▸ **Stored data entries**
— start —

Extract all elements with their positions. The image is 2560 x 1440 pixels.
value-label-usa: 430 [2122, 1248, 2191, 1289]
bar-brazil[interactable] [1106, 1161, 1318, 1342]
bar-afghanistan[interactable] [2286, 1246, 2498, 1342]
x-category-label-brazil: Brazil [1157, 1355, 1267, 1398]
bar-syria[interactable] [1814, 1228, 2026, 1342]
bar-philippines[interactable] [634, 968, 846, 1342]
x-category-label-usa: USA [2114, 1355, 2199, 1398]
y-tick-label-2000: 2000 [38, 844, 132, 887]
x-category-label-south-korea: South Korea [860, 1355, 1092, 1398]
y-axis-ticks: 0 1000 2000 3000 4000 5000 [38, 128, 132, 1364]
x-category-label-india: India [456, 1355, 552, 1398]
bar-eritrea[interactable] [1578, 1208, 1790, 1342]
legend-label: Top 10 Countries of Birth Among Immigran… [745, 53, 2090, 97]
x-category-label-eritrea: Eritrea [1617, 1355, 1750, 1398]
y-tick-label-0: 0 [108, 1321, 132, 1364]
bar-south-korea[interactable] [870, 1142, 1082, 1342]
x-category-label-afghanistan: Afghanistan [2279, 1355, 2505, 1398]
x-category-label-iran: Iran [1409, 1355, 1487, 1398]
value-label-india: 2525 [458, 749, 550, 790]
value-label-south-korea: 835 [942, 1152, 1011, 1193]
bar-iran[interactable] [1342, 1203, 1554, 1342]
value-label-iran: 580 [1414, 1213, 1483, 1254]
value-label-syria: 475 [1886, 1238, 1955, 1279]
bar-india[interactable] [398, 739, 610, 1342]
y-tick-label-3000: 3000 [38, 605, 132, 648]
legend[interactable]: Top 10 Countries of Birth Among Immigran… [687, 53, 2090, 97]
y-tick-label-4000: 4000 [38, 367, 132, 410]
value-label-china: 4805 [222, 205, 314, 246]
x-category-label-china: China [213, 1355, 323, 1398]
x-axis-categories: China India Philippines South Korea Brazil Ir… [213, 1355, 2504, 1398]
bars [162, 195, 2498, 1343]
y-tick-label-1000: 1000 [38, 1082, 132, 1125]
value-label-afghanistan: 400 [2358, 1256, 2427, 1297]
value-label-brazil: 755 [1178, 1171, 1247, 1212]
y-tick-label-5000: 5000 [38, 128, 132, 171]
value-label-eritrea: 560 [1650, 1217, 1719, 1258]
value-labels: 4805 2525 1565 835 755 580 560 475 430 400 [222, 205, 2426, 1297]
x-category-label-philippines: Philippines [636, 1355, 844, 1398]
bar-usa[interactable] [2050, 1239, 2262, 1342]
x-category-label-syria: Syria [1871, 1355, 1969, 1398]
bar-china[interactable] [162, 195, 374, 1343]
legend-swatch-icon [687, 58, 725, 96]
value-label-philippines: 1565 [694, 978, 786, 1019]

— end —
— start —

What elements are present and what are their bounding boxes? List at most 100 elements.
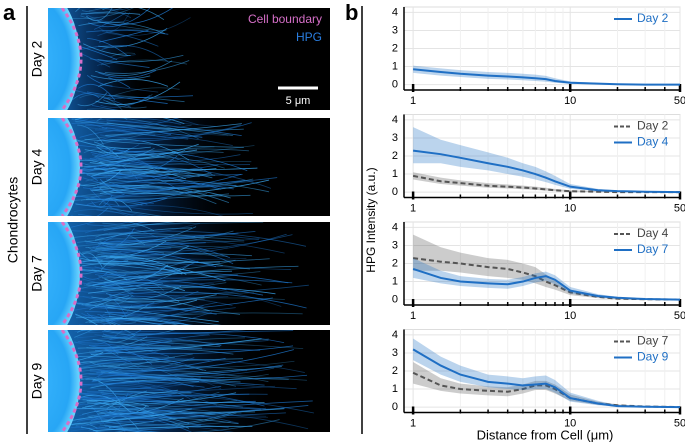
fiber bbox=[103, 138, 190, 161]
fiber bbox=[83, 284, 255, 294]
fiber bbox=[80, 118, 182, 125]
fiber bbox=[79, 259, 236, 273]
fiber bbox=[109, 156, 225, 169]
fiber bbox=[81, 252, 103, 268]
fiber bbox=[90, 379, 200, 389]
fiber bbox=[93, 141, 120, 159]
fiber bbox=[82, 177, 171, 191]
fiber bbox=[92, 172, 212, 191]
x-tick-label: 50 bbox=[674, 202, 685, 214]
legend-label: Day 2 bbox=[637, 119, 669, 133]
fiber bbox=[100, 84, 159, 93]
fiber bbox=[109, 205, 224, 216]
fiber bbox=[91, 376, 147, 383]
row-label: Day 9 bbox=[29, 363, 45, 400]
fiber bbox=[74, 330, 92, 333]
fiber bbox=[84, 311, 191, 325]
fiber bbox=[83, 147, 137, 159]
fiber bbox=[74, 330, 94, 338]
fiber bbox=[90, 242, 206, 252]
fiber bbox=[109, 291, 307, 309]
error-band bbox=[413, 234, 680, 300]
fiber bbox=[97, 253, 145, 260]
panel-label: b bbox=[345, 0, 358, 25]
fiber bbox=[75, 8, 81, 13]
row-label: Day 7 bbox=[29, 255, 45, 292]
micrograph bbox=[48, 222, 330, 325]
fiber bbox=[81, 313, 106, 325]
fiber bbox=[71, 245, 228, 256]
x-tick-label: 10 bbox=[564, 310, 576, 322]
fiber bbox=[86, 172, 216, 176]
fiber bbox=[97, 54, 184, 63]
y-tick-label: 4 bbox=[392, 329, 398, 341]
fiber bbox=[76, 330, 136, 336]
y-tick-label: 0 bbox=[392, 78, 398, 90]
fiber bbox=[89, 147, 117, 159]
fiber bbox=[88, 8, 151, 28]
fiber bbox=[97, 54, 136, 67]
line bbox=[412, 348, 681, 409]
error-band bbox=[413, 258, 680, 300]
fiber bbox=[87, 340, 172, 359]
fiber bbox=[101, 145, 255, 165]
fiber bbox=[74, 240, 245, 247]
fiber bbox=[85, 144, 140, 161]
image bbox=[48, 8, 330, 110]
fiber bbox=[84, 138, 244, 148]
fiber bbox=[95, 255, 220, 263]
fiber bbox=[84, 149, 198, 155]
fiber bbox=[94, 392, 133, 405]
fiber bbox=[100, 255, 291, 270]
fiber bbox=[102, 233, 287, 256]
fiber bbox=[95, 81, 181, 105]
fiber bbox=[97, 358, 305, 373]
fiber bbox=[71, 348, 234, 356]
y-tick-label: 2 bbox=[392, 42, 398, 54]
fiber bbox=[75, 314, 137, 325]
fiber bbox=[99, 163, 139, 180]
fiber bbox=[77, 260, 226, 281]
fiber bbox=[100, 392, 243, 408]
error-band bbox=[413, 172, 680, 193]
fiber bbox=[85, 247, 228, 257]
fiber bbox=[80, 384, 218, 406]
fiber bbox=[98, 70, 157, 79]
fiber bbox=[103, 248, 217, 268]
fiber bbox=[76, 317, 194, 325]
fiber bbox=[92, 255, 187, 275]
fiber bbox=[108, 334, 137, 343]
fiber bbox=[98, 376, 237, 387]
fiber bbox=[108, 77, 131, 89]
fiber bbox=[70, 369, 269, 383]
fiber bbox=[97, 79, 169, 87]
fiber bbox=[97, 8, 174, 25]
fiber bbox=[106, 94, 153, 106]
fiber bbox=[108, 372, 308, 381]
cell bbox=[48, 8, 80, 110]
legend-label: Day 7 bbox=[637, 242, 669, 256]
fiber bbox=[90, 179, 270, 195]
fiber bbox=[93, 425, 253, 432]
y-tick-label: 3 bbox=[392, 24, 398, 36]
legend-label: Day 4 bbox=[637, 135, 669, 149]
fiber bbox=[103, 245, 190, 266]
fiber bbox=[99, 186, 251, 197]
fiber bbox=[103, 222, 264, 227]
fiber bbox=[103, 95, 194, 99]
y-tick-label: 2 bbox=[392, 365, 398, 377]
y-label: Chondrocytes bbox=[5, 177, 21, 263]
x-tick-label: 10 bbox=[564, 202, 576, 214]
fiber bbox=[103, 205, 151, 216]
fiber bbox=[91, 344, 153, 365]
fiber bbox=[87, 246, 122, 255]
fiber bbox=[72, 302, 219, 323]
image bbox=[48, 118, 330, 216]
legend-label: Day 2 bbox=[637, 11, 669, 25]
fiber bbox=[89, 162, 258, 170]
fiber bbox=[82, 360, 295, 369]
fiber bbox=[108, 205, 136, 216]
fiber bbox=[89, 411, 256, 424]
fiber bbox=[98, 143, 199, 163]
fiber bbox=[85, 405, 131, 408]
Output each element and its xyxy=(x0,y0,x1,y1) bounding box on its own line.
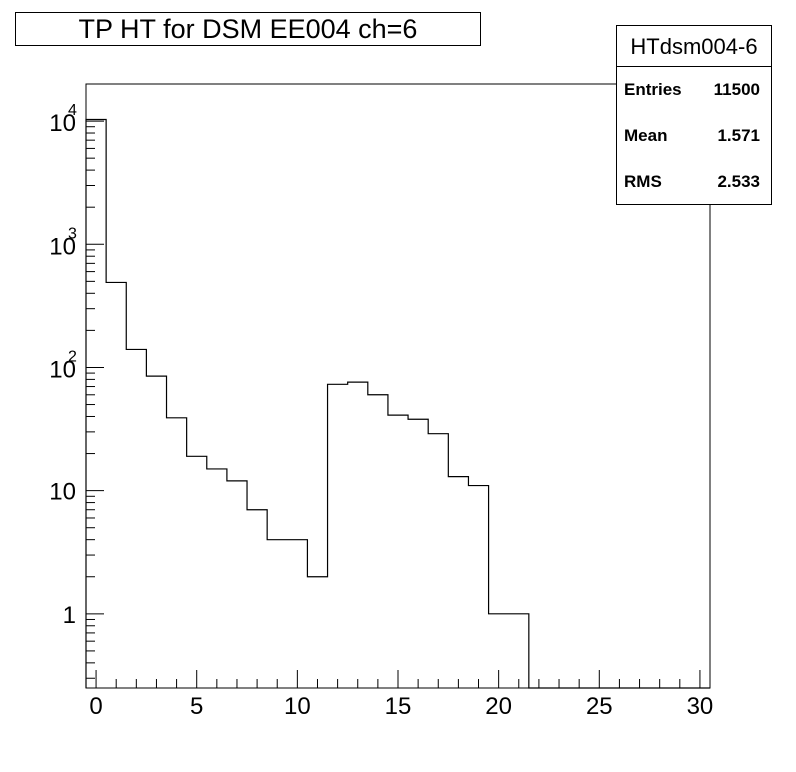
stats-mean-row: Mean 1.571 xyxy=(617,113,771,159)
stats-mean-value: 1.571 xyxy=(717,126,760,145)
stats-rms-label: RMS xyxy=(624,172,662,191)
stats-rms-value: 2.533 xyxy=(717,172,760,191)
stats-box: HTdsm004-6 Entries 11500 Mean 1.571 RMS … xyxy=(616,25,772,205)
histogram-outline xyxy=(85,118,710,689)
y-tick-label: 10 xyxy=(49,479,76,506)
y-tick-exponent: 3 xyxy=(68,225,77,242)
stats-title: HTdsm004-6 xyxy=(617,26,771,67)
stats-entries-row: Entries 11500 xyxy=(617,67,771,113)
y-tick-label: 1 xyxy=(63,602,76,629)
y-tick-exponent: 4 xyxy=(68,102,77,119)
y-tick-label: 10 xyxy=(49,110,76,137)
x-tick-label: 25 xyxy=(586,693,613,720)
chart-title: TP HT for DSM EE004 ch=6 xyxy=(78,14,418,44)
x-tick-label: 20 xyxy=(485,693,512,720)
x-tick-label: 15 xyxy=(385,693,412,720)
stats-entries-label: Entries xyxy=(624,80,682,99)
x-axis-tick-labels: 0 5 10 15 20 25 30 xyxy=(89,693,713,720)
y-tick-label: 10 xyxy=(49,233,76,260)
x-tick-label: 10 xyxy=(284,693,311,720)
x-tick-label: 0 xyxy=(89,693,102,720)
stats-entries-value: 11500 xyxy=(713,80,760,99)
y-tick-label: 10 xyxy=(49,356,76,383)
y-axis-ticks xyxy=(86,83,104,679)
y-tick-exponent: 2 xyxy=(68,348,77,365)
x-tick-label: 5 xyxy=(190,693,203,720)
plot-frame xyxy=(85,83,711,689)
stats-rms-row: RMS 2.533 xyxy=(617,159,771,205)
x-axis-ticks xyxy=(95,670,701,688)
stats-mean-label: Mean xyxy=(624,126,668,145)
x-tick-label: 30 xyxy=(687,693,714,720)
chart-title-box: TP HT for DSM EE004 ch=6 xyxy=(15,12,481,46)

— end —
— start —

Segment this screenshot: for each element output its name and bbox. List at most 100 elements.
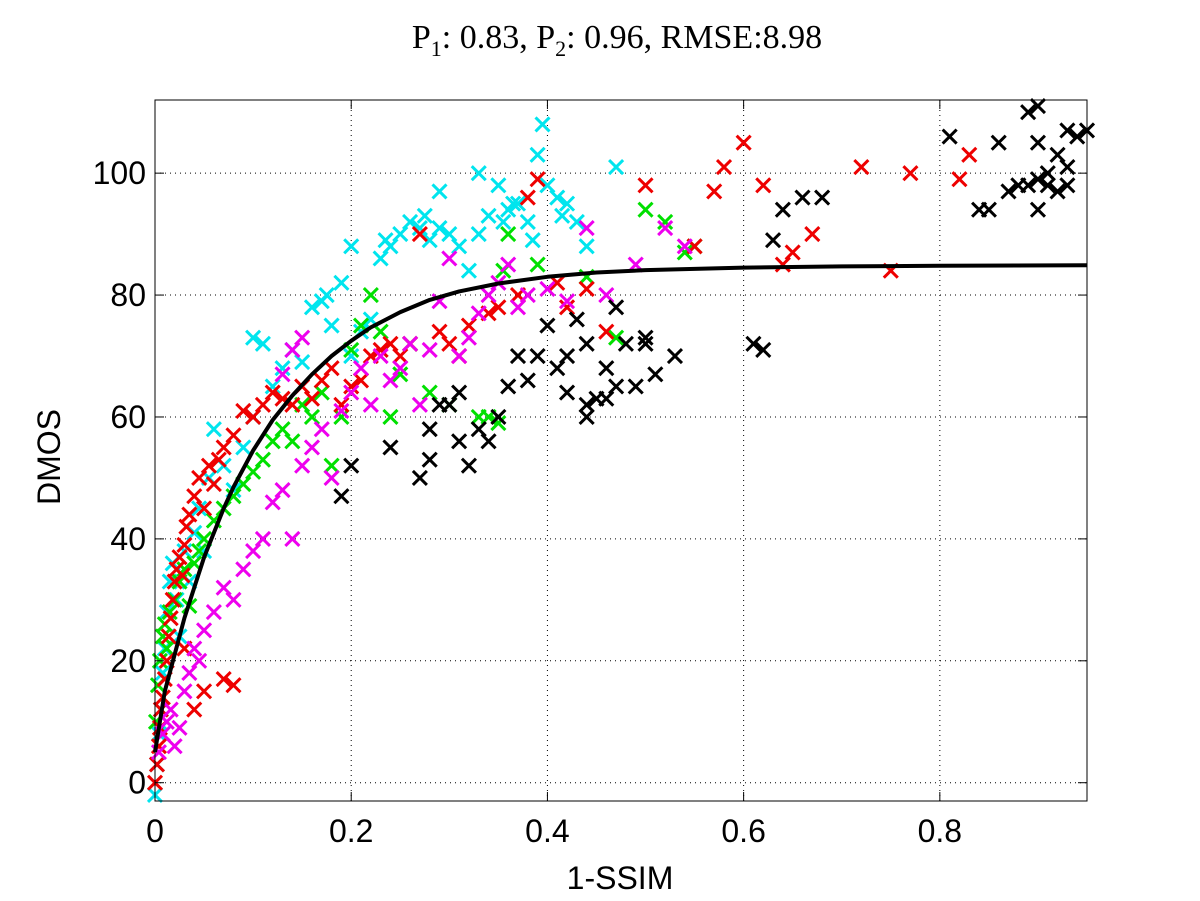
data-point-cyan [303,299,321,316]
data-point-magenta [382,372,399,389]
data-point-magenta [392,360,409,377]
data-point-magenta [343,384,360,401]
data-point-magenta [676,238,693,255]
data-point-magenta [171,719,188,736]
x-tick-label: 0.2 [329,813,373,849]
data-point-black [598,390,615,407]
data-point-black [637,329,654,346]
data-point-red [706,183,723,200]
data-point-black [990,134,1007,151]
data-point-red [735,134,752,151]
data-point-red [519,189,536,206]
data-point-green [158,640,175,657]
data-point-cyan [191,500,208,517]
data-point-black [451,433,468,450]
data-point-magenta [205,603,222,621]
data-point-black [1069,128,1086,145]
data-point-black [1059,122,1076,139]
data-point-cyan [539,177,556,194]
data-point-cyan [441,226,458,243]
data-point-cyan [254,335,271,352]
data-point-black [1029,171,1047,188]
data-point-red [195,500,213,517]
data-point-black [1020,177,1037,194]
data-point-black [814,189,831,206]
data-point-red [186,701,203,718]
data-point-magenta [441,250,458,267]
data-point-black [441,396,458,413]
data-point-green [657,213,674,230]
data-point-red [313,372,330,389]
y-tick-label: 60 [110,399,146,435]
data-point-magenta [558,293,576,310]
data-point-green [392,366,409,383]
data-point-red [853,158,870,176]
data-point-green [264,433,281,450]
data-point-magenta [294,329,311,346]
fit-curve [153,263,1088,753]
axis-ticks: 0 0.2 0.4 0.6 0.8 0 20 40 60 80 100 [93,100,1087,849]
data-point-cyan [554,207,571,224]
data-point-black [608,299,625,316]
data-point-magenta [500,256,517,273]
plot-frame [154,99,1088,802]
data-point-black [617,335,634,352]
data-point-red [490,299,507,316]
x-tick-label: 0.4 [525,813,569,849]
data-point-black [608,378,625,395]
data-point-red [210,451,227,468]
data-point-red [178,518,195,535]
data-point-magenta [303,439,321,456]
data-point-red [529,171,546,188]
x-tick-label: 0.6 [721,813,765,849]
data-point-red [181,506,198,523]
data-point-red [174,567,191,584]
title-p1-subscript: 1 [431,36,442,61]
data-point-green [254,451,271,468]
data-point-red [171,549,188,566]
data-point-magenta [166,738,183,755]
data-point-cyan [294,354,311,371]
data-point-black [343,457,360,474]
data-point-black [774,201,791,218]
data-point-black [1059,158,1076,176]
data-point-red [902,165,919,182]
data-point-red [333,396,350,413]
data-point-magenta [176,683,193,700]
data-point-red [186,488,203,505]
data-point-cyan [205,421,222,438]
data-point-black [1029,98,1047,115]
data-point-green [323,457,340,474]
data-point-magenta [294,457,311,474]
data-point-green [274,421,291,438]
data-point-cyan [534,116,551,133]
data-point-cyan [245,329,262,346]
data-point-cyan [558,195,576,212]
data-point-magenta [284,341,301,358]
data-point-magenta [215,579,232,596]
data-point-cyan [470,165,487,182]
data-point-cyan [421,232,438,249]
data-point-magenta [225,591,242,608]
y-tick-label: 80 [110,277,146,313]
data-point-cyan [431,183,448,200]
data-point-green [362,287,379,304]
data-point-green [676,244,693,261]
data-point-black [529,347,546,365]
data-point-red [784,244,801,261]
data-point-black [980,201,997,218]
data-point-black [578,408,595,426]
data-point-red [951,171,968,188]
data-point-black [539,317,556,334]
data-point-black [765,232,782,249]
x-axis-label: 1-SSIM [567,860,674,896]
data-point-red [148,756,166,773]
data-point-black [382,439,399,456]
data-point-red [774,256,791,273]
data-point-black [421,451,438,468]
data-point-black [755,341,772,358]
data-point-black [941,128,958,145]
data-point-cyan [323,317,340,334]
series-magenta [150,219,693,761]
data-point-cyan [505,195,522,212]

— end —

▸ **What to produce**
Write out word for word every line in the records above from the one containing "Extract all elements" down to the one containing "bar-syria[interactable] [1814, 1228, 2026, 1342]", including both of those lines.

▸ **Written response**
Extract all elements with their positions. The image is 2560 x 1440 pixels.
value-label-usa: 430 [2122, 1248, 2191, 1289]
bar-brazil[interactable] [1106, 1161, 1318, 1342]
bar-afghanistan[interactable] [2286, 1246, 2498, 1342]
x-category-label-brazil: Brazil [1157, 1355, 1267, 1398]
bar-syria[interactable] [1814, 1228, 2026, 1342]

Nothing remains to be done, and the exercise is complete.